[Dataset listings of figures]
== == ==

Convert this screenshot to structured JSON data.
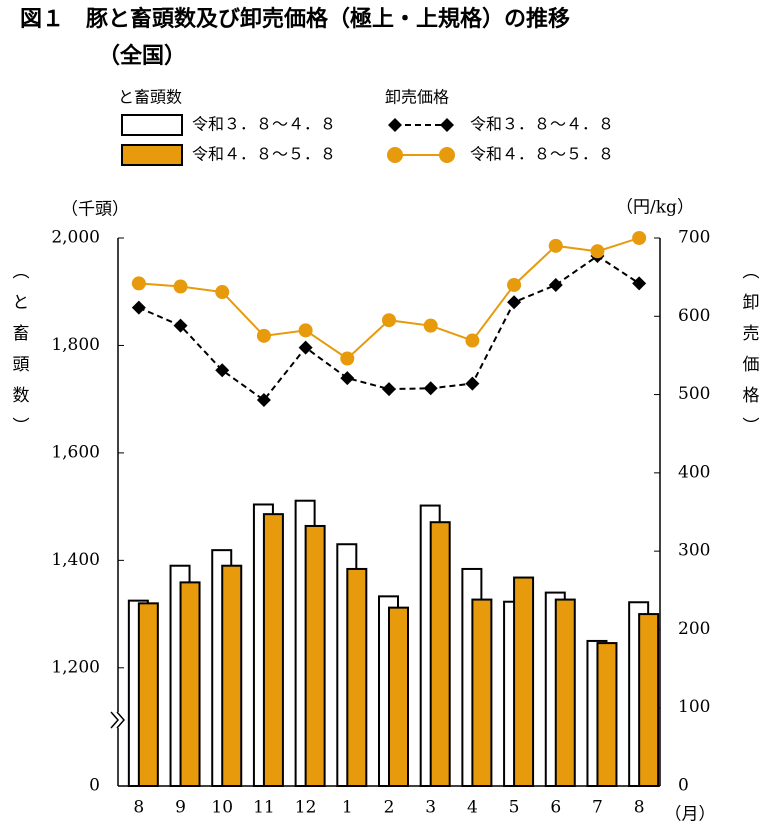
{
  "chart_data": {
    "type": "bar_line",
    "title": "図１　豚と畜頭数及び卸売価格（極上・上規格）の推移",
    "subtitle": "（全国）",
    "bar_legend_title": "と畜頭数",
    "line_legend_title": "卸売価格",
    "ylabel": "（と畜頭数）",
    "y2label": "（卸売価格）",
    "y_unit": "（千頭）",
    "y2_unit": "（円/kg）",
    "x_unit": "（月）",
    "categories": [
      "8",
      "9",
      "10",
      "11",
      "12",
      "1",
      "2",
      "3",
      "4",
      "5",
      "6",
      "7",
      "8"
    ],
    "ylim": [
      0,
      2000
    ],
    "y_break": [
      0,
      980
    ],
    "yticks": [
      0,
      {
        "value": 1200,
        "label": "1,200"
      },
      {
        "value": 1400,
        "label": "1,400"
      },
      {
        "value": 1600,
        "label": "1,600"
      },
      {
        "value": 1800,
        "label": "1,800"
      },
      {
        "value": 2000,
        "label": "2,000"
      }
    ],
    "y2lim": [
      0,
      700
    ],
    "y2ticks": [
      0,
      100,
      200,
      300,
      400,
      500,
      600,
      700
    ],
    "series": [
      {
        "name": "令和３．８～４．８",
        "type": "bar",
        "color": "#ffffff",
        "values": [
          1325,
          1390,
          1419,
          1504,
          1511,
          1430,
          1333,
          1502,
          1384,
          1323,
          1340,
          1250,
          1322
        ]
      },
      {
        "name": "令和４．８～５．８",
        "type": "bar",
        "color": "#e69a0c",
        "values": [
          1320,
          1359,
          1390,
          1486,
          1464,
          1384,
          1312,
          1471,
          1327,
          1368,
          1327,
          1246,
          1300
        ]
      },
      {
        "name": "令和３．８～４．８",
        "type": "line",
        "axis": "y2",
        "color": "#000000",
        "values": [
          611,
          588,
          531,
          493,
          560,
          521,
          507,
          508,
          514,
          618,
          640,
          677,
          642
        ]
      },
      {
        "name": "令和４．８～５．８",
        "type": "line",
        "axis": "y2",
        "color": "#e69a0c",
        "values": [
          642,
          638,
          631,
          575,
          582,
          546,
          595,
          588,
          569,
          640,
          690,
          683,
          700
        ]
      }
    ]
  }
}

== == ==

**Requirements:**
Write out each line of the data that holds the string "color".

**Response below:**
        "color": "#ffffff",
        "color": "#e69a0c",
        "color": "#000000",
        "color": "#e69a0c",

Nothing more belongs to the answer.